## AIM:
Every record should be written out exactly, with the pictures left out.

## DATA FOR THIS TASK:
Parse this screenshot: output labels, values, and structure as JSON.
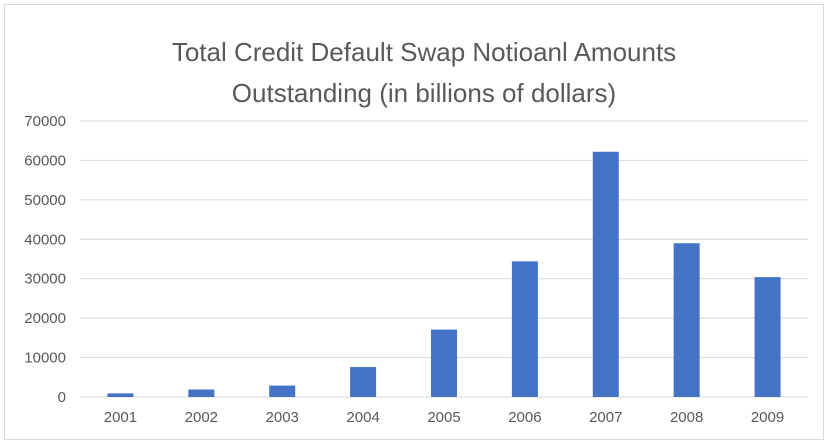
{
  "chart_data": {
    "type": "bar",
    "title": "Total Credit Default Swap Notioanl Amounts Outstanding (in billions of dollars)",
    "title_lines": [
      "Total Credit Default Swap Notioanl Amounts",
      "Outstanding (in billions of dollars)"
    ],
    "categories": [
      "2001",
      "2002",
      "2003",
      "2004",
      "2005",
      "2006",
      "2007",
      "2008",
      "2009"
    ],
    "values": [
      919,
      1900,
      2900,
      7600,
      17100,
      34400,
      62200,
      39000,
      30400
    ],
    "ylim": [
      0,
      70000
    ],
    "yticks": [
      "0",
      "10000",
      "20000",
      "30000",
      "40000",
      "50000",
      "60000",
      "70000"
    ],
    "xlabel": "",
    "ylabel": "",
    "grid": true,
    "legend": "none",
    "bar_color": "#4472c4",
    "grid_color": "#d9d9d9"
  }
}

## PROBLEM SOLUTION:
Parse this screenshot: output labels, values, and structure as JSON.
{
  "chart_data": {
    "type": "bar",
    "title": "Total Credit Default Swap Notioanl Amounts Outstanding (in billions of dollars)",
    "title_lines": [
      "Total Credit Default Swap Notioanl Amounts",
      "Outstanding (in billions of dollars)"
    ],
    "categories": [
      "2001",
      "2002",
      "2003",
      "2004",
      "2005",
      "2006",
      "2007",
      "2008",
      "2009"
    ],
    "values": [
      919,
      1900,
      2900,
      7600,
      17100,
      34400,
      62200,
      39000,
      30400
    ],
    "ylim": [
      0,
      70000
    ],
    "yticks": [
      "0",
      "10000",
      "20000",
      "30000",
      "40000",
      "50000",
      "60000",
      "70000"
    ],
    "xlabel": "",
    "ylabel": "",
    "grid": true,
    "legend": "none",
    "bar_color": "#4472c4",
    "grid_color": "#d9d9d9"
  }
}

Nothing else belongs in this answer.